## What to do
Are you able to retype all the records below exactly?

+++ Rows +++

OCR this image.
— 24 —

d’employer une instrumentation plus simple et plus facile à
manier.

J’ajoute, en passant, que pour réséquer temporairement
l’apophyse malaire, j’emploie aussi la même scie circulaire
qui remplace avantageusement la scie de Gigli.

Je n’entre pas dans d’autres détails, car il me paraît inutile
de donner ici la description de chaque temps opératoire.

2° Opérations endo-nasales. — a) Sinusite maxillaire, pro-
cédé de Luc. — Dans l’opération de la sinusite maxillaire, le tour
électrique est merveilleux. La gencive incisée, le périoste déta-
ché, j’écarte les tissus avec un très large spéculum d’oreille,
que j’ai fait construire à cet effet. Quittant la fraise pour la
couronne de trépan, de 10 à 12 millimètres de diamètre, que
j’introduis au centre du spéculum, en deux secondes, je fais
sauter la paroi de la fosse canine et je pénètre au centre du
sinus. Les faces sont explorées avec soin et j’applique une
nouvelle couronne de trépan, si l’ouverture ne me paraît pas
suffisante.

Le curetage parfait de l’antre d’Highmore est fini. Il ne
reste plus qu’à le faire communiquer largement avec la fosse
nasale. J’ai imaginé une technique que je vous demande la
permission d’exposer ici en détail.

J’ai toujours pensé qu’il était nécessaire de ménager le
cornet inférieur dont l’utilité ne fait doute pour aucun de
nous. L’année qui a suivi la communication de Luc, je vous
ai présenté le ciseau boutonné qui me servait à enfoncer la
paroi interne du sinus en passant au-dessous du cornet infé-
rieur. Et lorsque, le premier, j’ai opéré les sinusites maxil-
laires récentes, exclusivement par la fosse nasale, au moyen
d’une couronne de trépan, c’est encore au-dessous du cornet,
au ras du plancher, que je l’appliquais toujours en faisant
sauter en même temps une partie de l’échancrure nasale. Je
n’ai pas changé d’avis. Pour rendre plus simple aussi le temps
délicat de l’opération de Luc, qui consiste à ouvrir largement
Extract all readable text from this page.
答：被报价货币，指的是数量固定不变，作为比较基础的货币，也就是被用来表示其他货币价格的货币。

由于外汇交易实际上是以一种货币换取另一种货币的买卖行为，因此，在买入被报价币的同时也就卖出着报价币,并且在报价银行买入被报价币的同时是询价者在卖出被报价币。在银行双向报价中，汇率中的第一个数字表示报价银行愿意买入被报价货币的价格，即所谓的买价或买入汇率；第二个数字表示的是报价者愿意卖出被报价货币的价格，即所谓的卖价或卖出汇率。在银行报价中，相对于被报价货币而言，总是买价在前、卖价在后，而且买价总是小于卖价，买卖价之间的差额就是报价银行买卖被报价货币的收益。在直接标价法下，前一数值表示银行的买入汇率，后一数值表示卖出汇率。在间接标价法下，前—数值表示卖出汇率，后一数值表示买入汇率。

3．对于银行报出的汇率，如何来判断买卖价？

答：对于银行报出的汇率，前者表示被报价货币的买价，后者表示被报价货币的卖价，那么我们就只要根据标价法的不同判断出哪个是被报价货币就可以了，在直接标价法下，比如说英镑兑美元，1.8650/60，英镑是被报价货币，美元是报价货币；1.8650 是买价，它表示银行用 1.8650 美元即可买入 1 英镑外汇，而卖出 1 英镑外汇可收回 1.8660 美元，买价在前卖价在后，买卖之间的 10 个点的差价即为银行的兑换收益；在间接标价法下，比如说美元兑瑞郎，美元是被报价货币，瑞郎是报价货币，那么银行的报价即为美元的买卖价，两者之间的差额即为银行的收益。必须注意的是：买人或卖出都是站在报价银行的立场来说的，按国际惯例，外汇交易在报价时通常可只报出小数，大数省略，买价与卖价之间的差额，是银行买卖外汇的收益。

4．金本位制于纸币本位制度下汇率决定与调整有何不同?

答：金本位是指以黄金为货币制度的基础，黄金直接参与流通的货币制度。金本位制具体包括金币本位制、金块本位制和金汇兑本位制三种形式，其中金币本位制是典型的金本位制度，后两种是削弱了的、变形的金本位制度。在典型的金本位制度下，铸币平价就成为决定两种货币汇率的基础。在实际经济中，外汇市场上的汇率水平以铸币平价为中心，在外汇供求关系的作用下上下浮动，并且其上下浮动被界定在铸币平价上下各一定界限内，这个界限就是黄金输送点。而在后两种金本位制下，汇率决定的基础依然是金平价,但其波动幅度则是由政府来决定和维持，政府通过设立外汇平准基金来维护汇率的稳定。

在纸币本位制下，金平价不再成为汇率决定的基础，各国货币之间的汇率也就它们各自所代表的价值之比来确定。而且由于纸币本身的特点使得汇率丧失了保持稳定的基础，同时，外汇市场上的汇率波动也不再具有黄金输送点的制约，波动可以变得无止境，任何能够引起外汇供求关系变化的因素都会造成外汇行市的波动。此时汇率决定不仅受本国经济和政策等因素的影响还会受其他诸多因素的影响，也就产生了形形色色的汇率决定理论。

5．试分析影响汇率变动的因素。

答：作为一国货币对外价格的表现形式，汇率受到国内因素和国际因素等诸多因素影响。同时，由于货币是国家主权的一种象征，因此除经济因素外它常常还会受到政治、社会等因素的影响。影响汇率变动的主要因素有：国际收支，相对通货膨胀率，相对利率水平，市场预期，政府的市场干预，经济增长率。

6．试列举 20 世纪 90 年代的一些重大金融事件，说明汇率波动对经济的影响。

+++

## Exercise result
OCR this image.
— 24 —

d’employer une instrumentation plus simple et plus facile à
manier.

J’ajoute, en passant, que pour réséquer temporairement
l’apophyse malaire, j’emploie aussi la même scie circulaire
qui remplace avantageusement la scie de Gigli.

Je n’entre pas dans d’autres détails, car il me paraît inutile
de donner ici la description de chaque temps opératoire.

2° Opérations endo-nasales. — a) Sinusite maxillaire, pro-
cédé de Luc. — Dans l’opération de la sinusite maxillaire, le tour
électrique est merveilleux. La gencive incisée, le périoste déta-
ché, j’écarte les tissus avec un très large spéculum d’oreille,
que j’ai fait construire à cet effet. Quittant la fraise pour la
couronne de trépan, de 10 à 12 millimètres de diamètre, que
j’introduis au centre du spéculum, en deux secondes, je fais
sauter la paroi de la fosse canine et je pénètre au centre du
sinus. Les faces sont explorées avec soin et j’applique une
nouvelle couronne de trépan, si l’ouverture ne me paraît pas
suffisante.

Le curetage parfait de l’antre d’Highmore est fini. Il ne
reste plus qu’à le faire communiquer largement avec la fosse
nasale. J’ai imaginé une technique que je vous demande la
permission d’exposer ici en détail.

J’ai toujours pensé qu’il était nécessaire de ménager le
cornet inférieur dont l’utilité ne fait doute pour aucun de
nous. L’année qui a suivi la communication de Luc, je vous
ai présenté le ciseau boutonné qui me servait à enfoncer la
paroi interne du sinus en passant au-dessous du cornet infé-
rieur. Et lorsque, le premier, j’ai opéré les sinusites maxil-
laires récentes, exclusivement par la fosse nasale, au moyen
d’une couronne de trépan, c’est encore au-dessous du cornet,
au ras du plancher, que je l’appliquais toujours en faisant
sauter en même temps une partie de l’échancrure nasale. Je
n’ai pas changé d’avis. Pour rendre plus simple aussi le temps
délicat de l’opération de Luc, qui consiste à ouvrir largement
Extract all readable text from this page.
答：被报价货币，指的是数量固定不变，作为比较基础的货币，也就是被用来表示其他货币价格的货币。

由于外汇交易实际上是以一种货币换取另一种货币的买卖行为，因此，在买入被报价币的同时也就卖出着报价币,并且在报价银行买入被报价币的同时是询价者在卖出被报价币。在银行双向报价中，汇率中的第一个数字表示报价银行愿意买入被报价货币的价格，即所谓的买价或买入汇率；第二个数字表示的是报价者愿意卖出被报价货币的价格，即所谓的卖价或卖出汇率。在银行报价中，相对于被报价货币而言，总是买价在前、卖价在后，而且买价总是小于卖价，买卖价之间的差额就是报价银行买卖被报价货币的收益。在直接标价法下，前一数值表示银行的买入汇率，后一数值表示卖出汇率。在间接标价法下，前—数值表示卖出汇率，后一数值表示买入汇率。

3．对于银行报出的汇率，如何来判断买卖价？

答：对于银行报出的汇率，前者表示被报价货币的买价，后者表示被报价货币的卖价，那么我们就只要根据标价法的不同判断出哪个是被报价货币就可以了，在直接标价法下，比如说英镑兑美元，1.8650/60，英镑是被报价货币，美元是报价货币；1.8650 是买价，它表示银行用 1.8650 美元即可买入 1 英镑外汇，而卖出 1 英镑外汇可收回 1.8660 美元，买价在前卖价在后，买卖之间的 10 个点的差价即为银行的兑换收益；在间接标价法下，比如说美元兑瑞郎，美元是被报价货币，瑞郎是报价货币，那么银行的报价即为美元的买卖价，两者之间的差额即为银行的收益。必须注意的是：买人或卖出都是站在报价银行的立场来说的，按国际惯例，外汇交易在报价时通常可只报出小数，大数省略，买价与卖价之间的差额，是银行买卖外汇的收益。

4．金本位制于纸币本位制度下汇率决定与调整有何不同?

答：金本位是指以黄金为货币制度的基础，黄金直接参与流通的货币制度。金本位制具体包括金币本位制、金块本位制和金汇兑本位制三种形式，其中金币本位制是典型的金本位制度，后两种是削弱了的、变形的金本位制度。在典型的金本位制度下，铸币平价就成为决定两种货币汇率的基础。在实际经济中，外汇市场上的汇率水平以铸币平价为中心，在外汇供求关系的作用下上下浮动，并且其上下浮动被界定在铸币平价上下各一定界限内，这个界限就是黄金输送点。而在后两种金本位制下，汇率决定的基础依然是金平价,但其波动幅度则是由政府来决定和维持，政府通过设立外汇平准基金来维护汇率的稳定。

在纸币本位制下，金平价不再成为汇率决定的基础，各国货币之间的汇率也就它们各自所代表的价值之比来确定。而且由于纸币本身的特点使得汇率丧失了保持稳定的基础，同时，外汇市场上的汇率波动也不再具有黄金输送点的制约，波动可以变得无止境，任何能够引起外汇供求关系变化的因素都会造成外汇行市的波动。此时汇率决定不仅受本国经济和政策等因素的影响还会受其他诸多因素的影响，也就产生了形形色色的汇率决定理论。

5．试分析影响汇率变动的因素。

答：作为一国货币对外价格的表现形式，汇率受到国内因素和国际因素等诸多因素影响。同时，由于货币是国家主权的一种象征，因此除经济因素外它常常还会受到政治、社会等因素的影响。影响汇率变动的主要因素有：国际收支，相对通货膨胀率，相对利率水平，市场预期，政府的市场干预，经济增长率。

6．试列举 20 世纪 90 年代的一些重大金融事件，说明汇率波动对经济的影响。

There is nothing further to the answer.